**PAGINA**.
Arriva al Piccolo l’atteso Pinocchio di Antonio Latella: il regista si riconferma come uno dei più grandi, anche se non tutto funziona alla perfezione
Bisogna dirlo. Di registi come Antonio Latella in Italia ce ne sono pochi. Non si tratta di farsi impressionare dai premi vinti – l’ultimo Ubu risale solo a qualche settimana fa con Santa Estasi –, né dalla recente e prestigiosa investitura a direttore del settore teatro della Biennale di Venezia, ma, assistendo ai suoi spettacoli, si intuisce una capacità fuori dal comune nel saper interpretare e mettere in scena un’opera. E viene da dire “qualsiasi opera”: che si tratti di un classico del passato (vedi alla voce Shakespeare e oltre) o della modernità (il bel Natale in casa Cupiello in scena a Torino fino a domenica scorsa), Latella agisce sul testo come un vero e proprio autore dovrebbe fare, senza temere cioè di mettere mano a forma e perfino a trama o contenuti.
Ciò che conta non è infatti il sussiego alla tradizione ma ri-animare la materia, far vivere la scena e suscitare nello spettatore riflessione e attenzione, costi quel che costi. Non è un caso dunque se il suo teatro (non estraneo alla lezione brechtiana) si avvale spesso di soluzioni scomode, talvolta perfino esacerbanti: attori che urlano, rottura della quarta parete, meccanismi scenici esibiti, indicazioni paratestuali e di regia che entrano a pieno titolo nella drammaturgia e così via. Latella è un provocatore programmatico, di quelli capaci tanto di mettere in fuga gli odiosi benpensanti, quanto di attrarre, a una diversa latitudine della regione borghese del pubblico, le simpatie di frivoli anticonformisti. Ma è anche uno che sa, con stupefacente disinvoltura e abilità tutta postmoderna, fondere alto e basso, sublime e kitsch in spettacoli che hanno sempre qualcosa di interessante da mostrare allo spettatore, quand’anche non risultino riusciti del tutto.

**ESTRATTO DEI DATI**.
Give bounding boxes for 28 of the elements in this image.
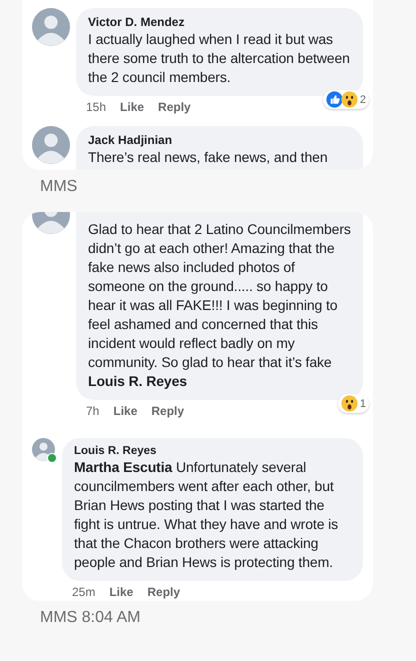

**ISTRUZIONI E REQUISITI**.
Queste tre affermazioni concordano con la recensione? Rispondi sì o no per ciascuna e cita testualmente le parole della recensione che decidono.
1. Latella ha vinto da poco un premio Ubu con Santa Estasi.
2. Natale in casa Cupiello è ancora in scena a Torino.
3. Secondo la recensione, gli spettacoli di Latella riescono sempre del tutto.

**RISPOSTA AL COMPITO**.
1. Sì: «l’ultimo Ubu risale solo a qualche settimana fa con Santa Estasi»
2. No: «in scena a Torino fino a domenica scorsa»
3. No: «quand’anche non risultino riusciti del tutto»